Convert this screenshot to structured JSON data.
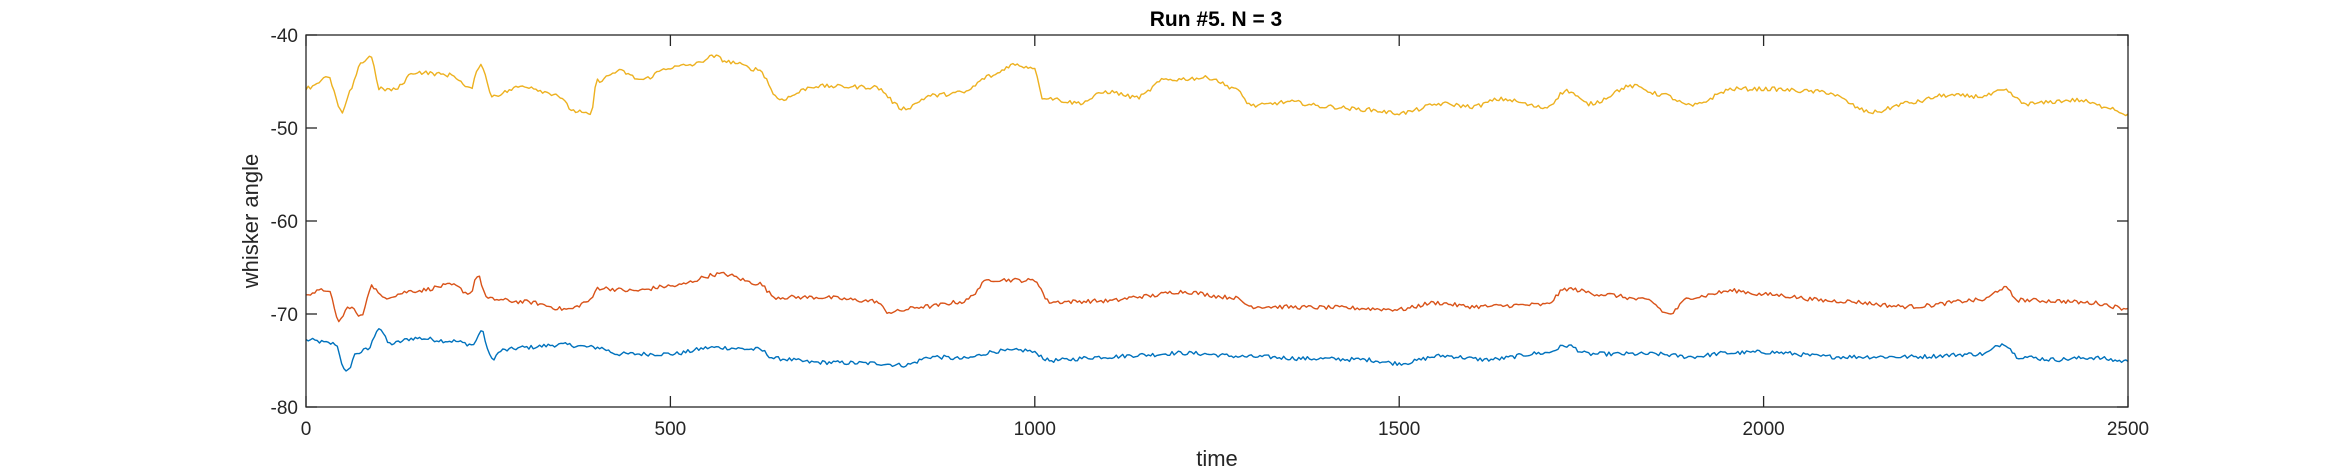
{
  "chart_data": {
    "type": "line",
    "title": "Run #5. N = 3",
    "xlabel": "time",
    "ylabel": "whisker angle",
    "xlim": [
      0,
      2500
    ],
    "ylim": [
      -80,
      -40
    ],
    "xticks": [
      0,
      500,
      1000,
      1500,
      2000,
      2500
    ],
    "xtick_labels": [
      "0",
      "500",
      "1000",
      "1500",
      "2000",
      "2500"
    ],
    "yticks": [
      -80,
      -70,
      -60,
      -50,
      -40
    ],
    "ytick_labels": [
      "-80",
      "-70",
      "-60",
      "-50",
      "-40"
    ],
    "grid": false,
    "legend": "none",
    "series": [
      {
        "color": "#0072BD",
        "points": [
          [
            0,
            -72.8
          ],
          [
            40,
            -73.2
          ],
          [
            55,
            -76.3
          ],
          [
            70,
            -74.2
          ],
          [
            85,
            -73.8
          ],
          [
            100,
            -71.5
          ],
          [
            115,
            -73.2
          ],
          [
            150,
            -72.6
          ],
          [
            200,
            -72.9
          ],
          [
            230,
            -73.3
          ],
          [
            240,
            -71.8
          ],
          [
            255,
            -74.8
          ],
          [
            270,
            -73.9
          ],
          [
            300,
            -73.6
          ],
          [
            350,
            -73.3
          ],
          [
            400,
            -73.6
          ],
          [
            430,
            -74.3
          ],
          [
            500,
            -74.3
          ],
          [
            560,
            -73.6
          ],
          [
            620,
            -73.8
          ],
          [
            645,
            -74.8
          ],
          [
            700,
            -75.2
          ],
          [
            780,
            -75.3
          ],
          [
            820,
            -75.5
          ],
          [
            860,
            -74.6
          ],
          [
            900,
            -74.8
          ],
          [
            950,
            -74.0
          ],
          [
            990,
            -73.9
          ],
          [
            1000,
            -74.2
          ],
          [
            1020,
            -75.0
          ],
          [
            1100,
            -74.6
          ],
          [
            1150,
            -74.4
          ],
          [
            1200,
            -74.2
          ],
          [
            1300,
            -74.6
          ],
          [
            1380,
            -74.8
          ],
          [
            1450,
            -74.9
          ],
          [
            1500,
            -75.3
          ],
          [
            1560,
            -74.5
          ],
          [
            1620,
            -74.9
          ],
          [
            1700,
            -74.2
          ],
          [
            1730,
            -73.4
          ],
          [
            1760,
            -74.3
          ],
          [
            1800,
            -74.3
          ],
          [
            1850,
            -74.3
          ],
          [
            1900,
            -74.6
          ],
          [
            1950,
            -74.2
          ],
          [
            2000,
            -74.1
          ],
          [
            2100,
            -74.6
          ],
          [
            2200,
            -74.6
          ],
          [
            2300,
            -74.3
          ],
          [
            2330,
            -73.2
          ],
          [
            2350,
            -74.6
          ],
          [
            2400,
            -74.9
          ],
          [
            2450,
            -74.7
          ],
          [
            2500,
            -75.1
          ]
        ]
      },
      {
        "color": "#D95319",
        "points": [
          [
            0,
            -67.8
          ],
          [
            30,
            -67.4
          ],
          [
            45,
            -70.7
          ],
          [
            60,
            -69.2
          ],
          [
            75,
            -70.3
          ],
          [
            90,
            -67.0
          ],
          [
            105,
            -68.2
          ],
          [
            150,
            -67.5
          ],
          [
            200,
            -66.9
          ],
          [
            225,
            -67.8
          ],
          [
            235,
            -65.9
          ],
          [
            250,
            -68.4
          ],
          [
            300,
            -68.7
          ],
          [
            360,
            -69.5
          ],
          [
            390,
            -68.6
          ],
          [
            400,
            -67.2
          ],
          [
            450,
            -67.5
          ],
          [
            500,
            -67.0
          ],
          [
            570,
            -65.7
          ],
          [
            620,
            -66.7
          ],
          [
            645,
            -68.2
          ],
          [
            700,
            -68.2
          ],
          [
            780,
            -68.6
          ],
          [
            800,
            -69.8
          ],
          [
            850,
            -69.2
          ],
          [
            900,
            -68.7
          ],
          [
            940,
            -66.3
          ],
          [
            1000,
            -66.4
          ],
          [
            1020,
            -68.7
          ],
          [
            1100,
            -68.6
          ],
          [
            1150,
            -68.1
          ],
          [
            1200,
            -67.6
          ],
          [
            1270,
            -68.2
          ],
          [
            1300,
            -69.2
          ],
          [
            1400,
            -69.3
          ],
          [
            1500,
            -69.5
          ],
          [
            1550,
            -68.8
          ],
          [
            1600,
            -69.2
          ],
          [
            1700,
            -69.0
          ],
          [
            1730,
            -67.3
          ],
          [
            1780,
            -67.9
          ],
          [
            1840,
            -68.5
          ],
          [
            1870,
            -70.0
          ],
          [
            1900,
            -68.2
          ],
          [
            1960,
            -67.5
          ],
          [
            2000,
            -67.9
          ],
          [
            2100,
            -68.6
          ],
          [
            2200,
            -69.2
          ],
          [
            2300,
            -68.5
          ],
          [
            2330,
            -67.2
          ],
          [
            2350,
            -68.5
          ],
          [
            2400,
            -68.6
          ],
          [
            2450,
            -68.8
          ],
          [
            2500,
            -69.4
          ]
        ]
      },
      {
        "color": "#EDB120",
        "points": [
          [
            0,
            -45.7
          ],
          [
            30,
            -44.6
          ],
          [
            50,
            -48.4
          ],
          [
            60,
            -46.2
          ],
          [
            75,
            -43.0
          ],
          [
            90,
            -42.3
          ],
          [
            100,
            -45.8
          ],
          [
            120,
            -45.9
          ],
          [
            150,
            -44.0
          ],
          [
            200,
            -44.3
          ],
          [
            225,
            -45.8
          ],
          [
            240,
            -43.1
          ],
          [
            255,
            -46.5
          ],
          [
            300,
            -45.5
          ],
          [
            340,
            -46.3
          ],
          [
            370,
            -48.2
          ],
          [
            390,
            -48.6
          ],
          [
            400,
            -44.9
          ],
          [
            430,
            -43.9
          ],
          [
            460,
            -44.8
          ],
          [
            500,
            -43.5
          ],
          [
            530,
            -43.2
          ],
          [
            560,
            -42.3
          ],
          [
            580,
            -42.9
          ],
          [
            620,
            -43.7
          ],
          [
            650,
            -46.9
          ],
          [
            700,
            -45.5
          ],
          [
            780,
            -45.6
          ],
          [
            820,
            -47.9
          ],
          [
            860,
            -46.5
          ],
          [
            900,
            -46.2
          ],
          [
            940,
            -44.4
          ],
          [
            970,
            -43.2
          ],
          [
            1000,
            -43.5
          ],
          [
            1010,
            -46.7
          ],
          [
            1060,
            -47.3
          ],
          [
            1100,
            -46.1
          ],
          [
            1140,
            -46.7
          ],
          [
            1180,
            -44.8
          ],
          [
            1240,
            -44.6
          ],
          [
            1270,
            -45.6
          ],
          [
            1300,
            -47.6
          ],
          [
            1350,
            -47.2
          ],
          [
            1400,
            -47.7
          ],
          [
            1450,
            -48.0
          ],
          [
            1500,
            -48.4
          ],
          [
            1560,
            -47.4
          ],
          [
            1600,
            -47.7
          ],
          [
            1640,
            -46.9
          ],
          [
            1700,
            -47.8
          ],
          [
            1730,
            -46.0
          ],
          [
            1760,
            -47.4
          ],
          [
            1820,
            -45.5
          ],
          [
            1860,
            -46.4
          ],
          [
            1900,
            -47.6
          ],
          [
            1960,
            -45.8
          ],
          [
            2000,
            -45.8
          ],
          [
            2080,
            -46.1
          ],
          [
            2150,
            -48.3
          ],
          [
            2200,
            -47.3
          ],
          [
            2250,
            -46.5
          ],
          [
            2300,
            -46.6
          ],
          [
            2330,
            -46.0
          ],
          [
            2360,
            -47.4
          ],
          [
            2430,
            -47.0
          ],
          [
            2470,
            -47.7
          ],
          [
            2500,
            -48.5
          ]
        ]
      }
    ]
  }
}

→ Required task
Each record must be quoted in full and exactly. Do not include the pictures.

→ Answer to this problem
Convert this screenshot to structured JSON data.
{
  "chart_data": {
    "type": "line",
    "title": "Run #5. N = 3",
    "xlabel": "time",
    "ylabel": "whisker angle",
    "xlim": [
      0,
      2500
    ],
    "ylim": [
      -80,
      -40
    ],
    "xticks": [
      0,
      500,
      1000,
      1500,
      2000,
      2500
    ],
    "xtick_labels": [
      "0",
      "500",
      "1000",
      "1500",
      "2000",
      "2500"
    ],
    "yticks": [
      -80,
      -70,
      -60,
      -50,
      -40
    ],
    "ytick_labels": [
      "-80",
      "-70",
      "-60",
      "-50",
      "-40"
    ],
    "grid": false,
    "legend": "none",
    "series": [
      {
        "color": "#0072BD",
        "points": [
          [
            0,
            -72.8
          ],
          [
            40,
            -73.2
          ],
          [
            55,
            -76.3
          ],
          [
            70,
            -74.2
          ],
          [
            85,
            -73.8
          ],
          [
            100,
            -71.5
          ],
          [
            115,
            -73.2
          ],
          [
            150,
            -72.6
          ],
          [
            200,
            -72.9
          ],
          [
            230,
            -73.3
          ],
          [
            240,
            -71.8
          ],
          [
            255,
            -74.8
          ],
          [
            270,
            -73.9
          ],
          [
            300,
            -73.6
          ],
          [
            350,
            -73.3
          ],
          [
            400,
            -73.6
          ],
          [
            430,
            -74.3
          ],
          [
            500,
            -74.3
          ],
          [
            560,
            -73.6
          ],
          [
            620,
            -73.8
          ],
          [
            645,
            -74.8
          ],
          [
            700,
            -75.2
          ],
          [
            780,
            -75.3
          ],
          [
            820,
            -75.5
          ],
          [
            860,
            -74.6
          ],
          [
            900,
            -74.8
          ],
          [
            950,
            -74.0
          ],
          [
            990,
            -73.9
          ],
          [
            1000,
            -74.2
          ],
          [
            1020,
            -75.0
          ],
          [
            1100,
            -74.6
          ],
          [
            1150,
            -74.4
          ],
          [
            1200,
            -74.2
          ],
          [
            1300,
            -74.6
          ],
          [
            1380,
            -74.8
          ],
          [
            1450,
            -74.9
          ],
          [
            1500,
            -75.3
          ],
          [
            1560,
            -74.5
          ],
          [
            1620,
            -74.9
          ],
          [
            1700,
            -74.2
          ],
          [
            1730,
            -73.4
          ],
          [
            1760,
            -74.3
          ],
          [
            1800,
            -74.3
          ],
          [
            1850,
            -74.3
          ],
          [
            1900,
            -74.6
          ],
          [
            1950,
            -74.2
          ],
          [
            2000,
            -74.1
          ],
          [
            2100,
            -74.6
          ],
          [
            2200,
            -74.6
          ],
          [
            2300,
            -74.3
          ],
          [
            2330,
            -73.2
          ],
          [
            2350,
            -74.6
          ],
          [
            2400,
            -74.9
          ],
          [
            2450,
            -74.7
          ],
          [
            2500,
            -75.1
          ]
        ]
      },
      {
        "color": "#D95319",
        "points": [
          [
            0,
            -67.8
          ],
          [
            30,
            -67.4
          ],
          [
            45,
            -70.7
          ],
          [
            60,
            -69.2
          ],
          [
            75,
            -70.3
          ],
          [
            90,
            -67.0
          ],
          [
            105,
            -68.2
          ],
          [
            150,
            -67.5
          ],
          [
            200,
            -66.9
          ],
          [
            225,
            -67.8
          ],
          [
            235,
            -65.9
          ],
          [
            250,
            -68.4
          ],
          [
            300,
            -68.7
          ],
          [
            360,
            -69.5
          ],
          [
            390,
            -68.6
          ],
          [
            400,
            -67.2
          ],
          [
            450,
            -67.5
          ],
          [
            500,
            -67.0
          ],
          [
            570,
            -65.7
          ],
          [
            620,
            -66.7
          ],
          [
            645,
            -68.2
          ],
          [
            700,
            -68.2
          ],
          [
            780,
            -68.6
          ],
          [
            800,
            -69.8
          ],
          [
            850,
            -69.2
          ],
          [
            900,
            -68.7
          ],
          [
            940,
            -66.3
          ],
          [
            1000,
            -66.4
          ],
          [
            1020,
            -68.7
          ],
          [
            1100,
            -68.6
          ],
          [
            1150,
            -68.1
          ],
          [
            1200,
            -67.6
          ],
          [
            1270,
            -68.2
          ],
          [
            1300,
            -69.2
          ],
          [
            1400,
            -69.3
          ],
          [
            1500,
            -69.5
          ],
          [
            1550,
            -68.8
          ],
          [
            1600,
            -69.2
          ],
          [
            1700,
            -69.0
          ],
          [
            1730,
            -67.3
          ],
          [
            1780,
            -67.9
          ],
          [
            1840,
            -68.5
          ],
          [
            1870,
            -70.0
          ],
          [
            1900,
            -68.2
          ],
          [
            1960,
            -67.5
          ],
          [
            2000,
            -67.9
          ],
          [
            2100,
            -68.6
          ],
          [
            2200,
            -69.2
          ],
          [
            2300,
            -68.5
          ],
          [
            2330,
            -67.2
          ],
          [
            2350,
            -68.5
          ],
          [
            2400,
            -68.6
          ],
          [
            2450,
            -68.8
          ],
          [
            2500,
            -69.4
          ]
        ]
      },
      {
        "color": "#EDB120",
        "points": [
          [
            0,
            -45.7
          ],
          [
            30,
            -44.6
          ],
          [
            50,
            -48.4
          ],
          [
            60,
            -46.2
          ],
          [
            75,
            -43.0
          ],
          [
            90,
            -42.3
          ],
          [
            100,
            -45.8
          ],
          [
            120,
            -45.9
          ],
          [
            150,
            -44.0
          ],
          [
            200,
            -44.3
          ],
          [
            225,
            -45.8
          ],
          [
            240,
            -43.1
          ],
          [
            255,
            -46.5
          ],
          [
            300,
            -45.5
          ],
          [
            340,
            -46.3
          ],
          [
            370,
            -48.2
          ],
          [
            390,
            -48.6
          ],
          [
            400,
            -44.9
          ],
          [
            430,
            -43.9
          ],
          [
            460,
            -44.8
          ],
          [
            500,
            -43.5
          ],
          [
            530,
            -43.2
          ],
          [
            560,
            -42.3
          ],
          [
            580,
            -42.9
          ],
          [
            620,
            -43.7
          ],
          [
            650,
            -46.9
          ],
          [
            700,
            -45.5
          ],
          [
            780,
            -45.6
          ],
          [
            820,
            -47.9
          ],
          [
            860,
            -46.5
          ],
          [
            900,
            -46.2
          ],
          [
            940,
            -44.4
          ],
          [
            970,
            -43.2
          ],
          [
            1000,
            -43.5
          ],
          [
            1010,
            -46.7
          ],
          [
            1060,
            -47.3
          ],
          [
            1100,
            -46.1
          ],
          [
            1140,
            -46.7
          ],
          [
            1180,
            -44.8
          ],
          [
            1240,
            -44.6
          ],
          [
            1270,
            -45.6
          ],
          [
            1300,
            -47.6
          ],
          [
            1350,
            -47.2
          ],
          [
            1400,
            -47.7
          ],
          [
            1450,
            -48.0
          ],
          [
            1500,
            -48.4
          ],
          [
            1560,
            -47.4
          ],
          [
            1600,
            -47.7
          ],
          [
            1640,
            -46.9
          ],
          [
            1700,
            -47.8
          ],
          [
            1730,
            -46.0
          ],
          [
            1760,
            -47.4
          ],
          [
            1820,
            -45.5
          ],
          [
            1860,
            -46.4
          ],
          [
            1900,
            -47.6
          ],
          [
            1960,
            -45.8
          ],
          [
            2000,
            -45.8
          ],
          [
            2080,
            -46.1
          ],
          [
            2150,
            -48.3
          ],
          [
            2200,
            -47.3
          ],
          [
            2250,
            -46.5
          ],
          [
            2300,
            -46.6
          ],
          [
            2330,
            -46.0
          ],
          [
            2360,
            -47.4
          ],
          [
            2430,
            -47.0
          ],
          [
            2470,
            -47.7
          ],
          [
            2500,
            -48.5
          ]
        ]
      }
    ]
  }
}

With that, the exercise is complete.